>> Start
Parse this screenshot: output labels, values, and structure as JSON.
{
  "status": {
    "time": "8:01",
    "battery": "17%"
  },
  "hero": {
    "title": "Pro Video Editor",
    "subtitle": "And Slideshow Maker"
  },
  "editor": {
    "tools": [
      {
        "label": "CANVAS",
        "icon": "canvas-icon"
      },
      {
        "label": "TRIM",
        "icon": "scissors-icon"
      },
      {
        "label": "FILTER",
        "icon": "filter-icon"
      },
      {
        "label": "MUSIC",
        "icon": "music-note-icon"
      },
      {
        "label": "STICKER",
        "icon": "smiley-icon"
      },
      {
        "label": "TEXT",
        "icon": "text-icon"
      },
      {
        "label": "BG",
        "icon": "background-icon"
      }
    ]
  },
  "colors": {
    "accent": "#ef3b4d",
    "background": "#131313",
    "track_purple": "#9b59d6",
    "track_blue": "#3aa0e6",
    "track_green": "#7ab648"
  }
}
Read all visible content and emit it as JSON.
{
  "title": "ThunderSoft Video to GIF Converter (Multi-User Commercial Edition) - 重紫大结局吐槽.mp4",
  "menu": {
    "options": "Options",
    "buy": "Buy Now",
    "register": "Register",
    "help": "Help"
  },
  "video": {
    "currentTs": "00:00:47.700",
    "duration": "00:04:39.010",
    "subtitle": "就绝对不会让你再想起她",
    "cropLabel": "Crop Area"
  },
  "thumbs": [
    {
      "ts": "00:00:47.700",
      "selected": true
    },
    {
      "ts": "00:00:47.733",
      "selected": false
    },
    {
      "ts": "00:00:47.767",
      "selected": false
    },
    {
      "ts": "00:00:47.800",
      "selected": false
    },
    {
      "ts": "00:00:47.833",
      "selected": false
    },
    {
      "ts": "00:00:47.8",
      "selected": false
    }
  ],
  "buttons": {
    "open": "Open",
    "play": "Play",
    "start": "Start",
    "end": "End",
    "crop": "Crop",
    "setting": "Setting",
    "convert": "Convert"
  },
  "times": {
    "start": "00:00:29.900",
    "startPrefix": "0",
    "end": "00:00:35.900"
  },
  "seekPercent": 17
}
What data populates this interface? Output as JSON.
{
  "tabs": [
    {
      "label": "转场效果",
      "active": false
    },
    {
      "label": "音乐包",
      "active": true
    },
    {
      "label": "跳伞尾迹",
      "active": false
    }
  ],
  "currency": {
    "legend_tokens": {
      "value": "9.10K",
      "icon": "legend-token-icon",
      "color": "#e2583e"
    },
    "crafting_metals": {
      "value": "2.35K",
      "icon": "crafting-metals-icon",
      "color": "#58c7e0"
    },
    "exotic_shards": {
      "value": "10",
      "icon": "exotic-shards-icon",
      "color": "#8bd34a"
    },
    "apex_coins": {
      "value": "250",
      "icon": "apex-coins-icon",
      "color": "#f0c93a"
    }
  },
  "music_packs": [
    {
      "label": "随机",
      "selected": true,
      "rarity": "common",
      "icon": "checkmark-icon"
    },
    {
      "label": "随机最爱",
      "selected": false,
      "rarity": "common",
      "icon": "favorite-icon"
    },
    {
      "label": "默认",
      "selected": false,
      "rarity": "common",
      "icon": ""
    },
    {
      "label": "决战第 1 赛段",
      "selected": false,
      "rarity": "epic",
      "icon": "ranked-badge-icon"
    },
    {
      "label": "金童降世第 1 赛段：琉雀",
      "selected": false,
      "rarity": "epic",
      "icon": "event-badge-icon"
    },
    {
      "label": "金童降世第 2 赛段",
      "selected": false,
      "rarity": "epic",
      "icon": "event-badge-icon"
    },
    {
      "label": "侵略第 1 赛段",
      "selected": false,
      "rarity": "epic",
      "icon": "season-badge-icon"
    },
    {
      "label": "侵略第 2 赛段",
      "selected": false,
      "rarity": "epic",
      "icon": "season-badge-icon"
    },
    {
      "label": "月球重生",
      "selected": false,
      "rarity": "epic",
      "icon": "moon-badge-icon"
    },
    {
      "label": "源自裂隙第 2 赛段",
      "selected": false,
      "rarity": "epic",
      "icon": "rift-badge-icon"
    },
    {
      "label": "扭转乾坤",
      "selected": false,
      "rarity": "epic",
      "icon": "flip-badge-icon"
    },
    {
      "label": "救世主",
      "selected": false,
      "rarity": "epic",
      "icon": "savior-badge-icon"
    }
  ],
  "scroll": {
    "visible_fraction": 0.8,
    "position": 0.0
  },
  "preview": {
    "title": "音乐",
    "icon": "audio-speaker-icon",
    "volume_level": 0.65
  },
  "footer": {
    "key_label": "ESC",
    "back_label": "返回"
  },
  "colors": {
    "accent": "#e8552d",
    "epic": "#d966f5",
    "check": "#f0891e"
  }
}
>> End
* Aim of the exercise
List all lines in the material containing the string "subtitle".

* Exercise response
    "subtitle": "And Slideshow Maker"
    "subtitle": "就绝对不会让你再想起她",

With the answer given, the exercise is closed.